■ **Brief**:
How many lines of the listing contain the string "computer", matching case exactly? Reply with the number only.

Start Records supplied

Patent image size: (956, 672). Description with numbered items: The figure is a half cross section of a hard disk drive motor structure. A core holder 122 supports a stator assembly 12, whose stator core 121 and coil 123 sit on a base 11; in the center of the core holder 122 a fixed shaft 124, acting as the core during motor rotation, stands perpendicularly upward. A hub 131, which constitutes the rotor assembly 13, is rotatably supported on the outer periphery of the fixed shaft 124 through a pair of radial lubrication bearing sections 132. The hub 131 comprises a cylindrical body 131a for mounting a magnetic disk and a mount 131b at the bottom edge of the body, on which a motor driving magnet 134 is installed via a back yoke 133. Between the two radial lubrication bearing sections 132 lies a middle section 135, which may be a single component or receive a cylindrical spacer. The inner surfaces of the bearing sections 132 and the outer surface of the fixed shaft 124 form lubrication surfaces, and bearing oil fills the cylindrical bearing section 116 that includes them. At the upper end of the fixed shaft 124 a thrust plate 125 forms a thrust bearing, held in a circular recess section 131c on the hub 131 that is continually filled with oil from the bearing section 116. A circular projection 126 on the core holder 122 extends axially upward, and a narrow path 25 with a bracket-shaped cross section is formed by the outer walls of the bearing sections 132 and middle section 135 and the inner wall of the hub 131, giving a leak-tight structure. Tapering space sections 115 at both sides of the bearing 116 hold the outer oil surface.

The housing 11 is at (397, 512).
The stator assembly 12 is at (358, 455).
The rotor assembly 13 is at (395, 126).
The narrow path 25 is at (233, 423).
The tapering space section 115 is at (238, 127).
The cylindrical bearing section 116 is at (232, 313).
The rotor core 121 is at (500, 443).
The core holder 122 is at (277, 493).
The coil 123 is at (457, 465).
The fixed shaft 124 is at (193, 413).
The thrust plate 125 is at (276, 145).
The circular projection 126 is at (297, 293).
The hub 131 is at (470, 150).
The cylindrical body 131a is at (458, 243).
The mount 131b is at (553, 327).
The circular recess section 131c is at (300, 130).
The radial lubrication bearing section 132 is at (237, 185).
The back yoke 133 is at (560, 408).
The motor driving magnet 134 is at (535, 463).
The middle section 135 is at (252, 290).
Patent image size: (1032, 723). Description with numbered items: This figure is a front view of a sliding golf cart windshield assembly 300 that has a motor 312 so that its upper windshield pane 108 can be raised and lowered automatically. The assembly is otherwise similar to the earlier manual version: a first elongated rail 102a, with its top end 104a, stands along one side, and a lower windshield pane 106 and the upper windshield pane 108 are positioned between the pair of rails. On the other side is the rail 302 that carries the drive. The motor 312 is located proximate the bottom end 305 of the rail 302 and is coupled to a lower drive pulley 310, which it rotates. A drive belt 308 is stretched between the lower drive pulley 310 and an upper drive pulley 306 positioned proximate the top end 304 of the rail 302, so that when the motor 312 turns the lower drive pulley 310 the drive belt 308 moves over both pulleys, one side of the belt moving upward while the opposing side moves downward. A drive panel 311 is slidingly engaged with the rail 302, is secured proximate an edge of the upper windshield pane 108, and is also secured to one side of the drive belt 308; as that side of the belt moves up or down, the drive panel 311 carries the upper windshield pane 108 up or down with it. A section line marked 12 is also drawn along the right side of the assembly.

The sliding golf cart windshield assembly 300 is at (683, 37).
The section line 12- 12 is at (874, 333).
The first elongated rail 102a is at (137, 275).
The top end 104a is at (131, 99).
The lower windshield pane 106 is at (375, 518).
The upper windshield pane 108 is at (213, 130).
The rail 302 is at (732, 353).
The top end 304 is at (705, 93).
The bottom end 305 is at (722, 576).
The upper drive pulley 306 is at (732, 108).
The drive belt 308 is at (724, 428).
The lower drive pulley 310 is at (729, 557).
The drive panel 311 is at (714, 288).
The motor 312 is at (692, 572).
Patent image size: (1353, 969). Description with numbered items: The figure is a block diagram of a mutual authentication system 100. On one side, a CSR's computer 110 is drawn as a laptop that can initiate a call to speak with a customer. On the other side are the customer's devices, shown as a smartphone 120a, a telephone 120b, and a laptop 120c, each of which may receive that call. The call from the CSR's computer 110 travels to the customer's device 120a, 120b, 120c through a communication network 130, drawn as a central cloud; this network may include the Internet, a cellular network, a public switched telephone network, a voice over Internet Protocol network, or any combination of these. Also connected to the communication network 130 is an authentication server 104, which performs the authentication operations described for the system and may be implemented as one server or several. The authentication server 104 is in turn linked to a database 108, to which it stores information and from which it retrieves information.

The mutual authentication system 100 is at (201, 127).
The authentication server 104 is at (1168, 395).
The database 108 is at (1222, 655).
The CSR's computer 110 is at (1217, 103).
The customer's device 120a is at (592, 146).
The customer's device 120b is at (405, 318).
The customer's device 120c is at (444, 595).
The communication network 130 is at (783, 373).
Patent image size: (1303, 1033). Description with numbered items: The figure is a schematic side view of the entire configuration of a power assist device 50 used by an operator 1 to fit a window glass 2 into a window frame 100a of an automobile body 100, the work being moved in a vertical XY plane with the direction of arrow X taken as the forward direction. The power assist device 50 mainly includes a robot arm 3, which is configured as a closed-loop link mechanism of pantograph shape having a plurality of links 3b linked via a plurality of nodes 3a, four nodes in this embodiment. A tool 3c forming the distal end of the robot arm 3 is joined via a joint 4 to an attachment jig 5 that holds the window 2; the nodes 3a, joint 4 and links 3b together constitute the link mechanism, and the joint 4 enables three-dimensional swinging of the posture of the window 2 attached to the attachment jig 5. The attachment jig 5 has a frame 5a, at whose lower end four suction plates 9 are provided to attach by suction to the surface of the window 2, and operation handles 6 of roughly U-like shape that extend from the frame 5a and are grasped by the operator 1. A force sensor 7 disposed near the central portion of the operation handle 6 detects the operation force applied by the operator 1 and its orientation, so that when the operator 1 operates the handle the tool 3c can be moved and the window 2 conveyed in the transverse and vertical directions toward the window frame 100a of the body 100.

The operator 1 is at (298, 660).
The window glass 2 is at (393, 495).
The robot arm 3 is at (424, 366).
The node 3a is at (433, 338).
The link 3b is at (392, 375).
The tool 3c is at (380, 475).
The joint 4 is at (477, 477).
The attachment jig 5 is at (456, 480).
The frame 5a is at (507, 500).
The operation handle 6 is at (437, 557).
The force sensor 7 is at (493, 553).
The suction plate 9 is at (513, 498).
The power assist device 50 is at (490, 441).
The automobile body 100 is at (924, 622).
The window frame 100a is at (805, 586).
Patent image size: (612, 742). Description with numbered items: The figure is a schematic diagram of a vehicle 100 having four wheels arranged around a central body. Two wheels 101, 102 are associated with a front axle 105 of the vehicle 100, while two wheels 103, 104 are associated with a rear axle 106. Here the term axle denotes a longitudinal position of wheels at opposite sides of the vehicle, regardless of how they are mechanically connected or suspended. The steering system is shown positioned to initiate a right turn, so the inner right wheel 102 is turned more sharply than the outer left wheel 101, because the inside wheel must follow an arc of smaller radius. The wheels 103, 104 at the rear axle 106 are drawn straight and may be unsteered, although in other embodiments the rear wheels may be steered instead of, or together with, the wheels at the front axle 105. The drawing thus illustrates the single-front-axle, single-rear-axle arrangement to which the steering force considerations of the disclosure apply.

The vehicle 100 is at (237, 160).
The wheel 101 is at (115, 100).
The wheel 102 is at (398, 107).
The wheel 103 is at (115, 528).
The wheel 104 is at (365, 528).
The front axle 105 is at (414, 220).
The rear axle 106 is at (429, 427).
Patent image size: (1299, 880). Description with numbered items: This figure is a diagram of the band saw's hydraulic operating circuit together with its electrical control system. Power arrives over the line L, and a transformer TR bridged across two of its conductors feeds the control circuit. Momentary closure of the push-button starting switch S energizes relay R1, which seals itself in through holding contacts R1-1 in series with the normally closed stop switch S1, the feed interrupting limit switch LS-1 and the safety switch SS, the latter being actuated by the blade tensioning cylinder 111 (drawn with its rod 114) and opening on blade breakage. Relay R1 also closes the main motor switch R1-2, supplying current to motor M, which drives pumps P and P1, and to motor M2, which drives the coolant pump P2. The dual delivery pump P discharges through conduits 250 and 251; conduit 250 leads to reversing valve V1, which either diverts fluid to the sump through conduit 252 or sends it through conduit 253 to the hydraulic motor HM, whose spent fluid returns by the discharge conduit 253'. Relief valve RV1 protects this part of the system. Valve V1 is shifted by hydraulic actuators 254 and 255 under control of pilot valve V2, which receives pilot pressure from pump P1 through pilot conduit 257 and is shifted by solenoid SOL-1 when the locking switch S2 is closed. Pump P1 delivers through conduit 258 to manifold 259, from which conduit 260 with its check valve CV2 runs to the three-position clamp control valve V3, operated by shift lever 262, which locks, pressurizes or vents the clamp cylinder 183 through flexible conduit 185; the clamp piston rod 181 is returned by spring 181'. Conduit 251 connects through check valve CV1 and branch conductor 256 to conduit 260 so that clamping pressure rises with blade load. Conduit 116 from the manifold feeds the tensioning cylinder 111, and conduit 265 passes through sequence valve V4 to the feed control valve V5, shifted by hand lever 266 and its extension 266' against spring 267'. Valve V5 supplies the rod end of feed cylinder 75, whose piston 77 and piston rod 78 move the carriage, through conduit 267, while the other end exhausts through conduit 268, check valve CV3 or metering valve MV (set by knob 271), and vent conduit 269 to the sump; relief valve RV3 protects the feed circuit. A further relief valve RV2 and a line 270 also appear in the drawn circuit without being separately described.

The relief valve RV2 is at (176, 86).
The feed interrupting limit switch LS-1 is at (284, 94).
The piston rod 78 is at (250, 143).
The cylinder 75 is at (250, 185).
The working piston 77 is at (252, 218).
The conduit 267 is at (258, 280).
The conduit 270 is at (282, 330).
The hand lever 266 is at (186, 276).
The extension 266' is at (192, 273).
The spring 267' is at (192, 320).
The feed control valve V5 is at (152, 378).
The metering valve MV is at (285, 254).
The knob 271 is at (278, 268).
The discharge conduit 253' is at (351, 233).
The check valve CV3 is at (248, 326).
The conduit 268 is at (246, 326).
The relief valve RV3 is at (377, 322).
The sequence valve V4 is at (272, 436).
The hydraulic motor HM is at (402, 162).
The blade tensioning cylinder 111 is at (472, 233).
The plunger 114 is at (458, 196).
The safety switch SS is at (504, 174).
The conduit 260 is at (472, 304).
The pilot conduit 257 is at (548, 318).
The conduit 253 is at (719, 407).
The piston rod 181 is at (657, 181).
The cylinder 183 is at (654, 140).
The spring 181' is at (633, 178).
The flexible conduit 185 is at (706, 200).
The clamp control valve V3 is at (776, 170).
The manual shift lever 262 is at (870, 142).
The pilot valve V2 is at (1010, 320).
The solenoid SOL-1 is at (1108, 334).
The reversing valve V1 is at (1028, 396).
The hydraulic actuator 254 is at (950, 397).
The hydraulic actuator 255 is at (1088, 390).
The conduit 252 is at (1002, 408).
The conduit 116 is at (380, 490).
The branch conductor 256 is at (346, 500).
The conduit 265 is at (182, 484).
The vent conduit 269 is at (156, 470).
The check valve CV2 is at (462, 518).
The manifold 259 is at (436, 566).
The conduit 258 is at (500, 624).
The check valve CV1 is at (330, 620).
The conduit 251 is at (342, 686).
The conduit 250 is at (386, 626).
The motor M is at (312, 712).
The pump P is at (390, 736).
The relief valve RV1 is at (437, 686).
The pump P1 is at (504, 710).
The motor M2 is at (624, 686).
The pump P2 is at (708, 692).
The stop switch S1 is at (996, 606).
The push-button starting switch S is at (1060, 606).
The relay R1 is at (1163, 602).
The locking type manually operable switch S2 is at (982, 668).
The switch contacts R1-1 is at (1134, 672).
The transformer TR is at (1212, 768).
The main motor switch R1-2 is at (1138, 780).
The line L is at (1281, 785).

End Records supplied

■ **Correct output**:
2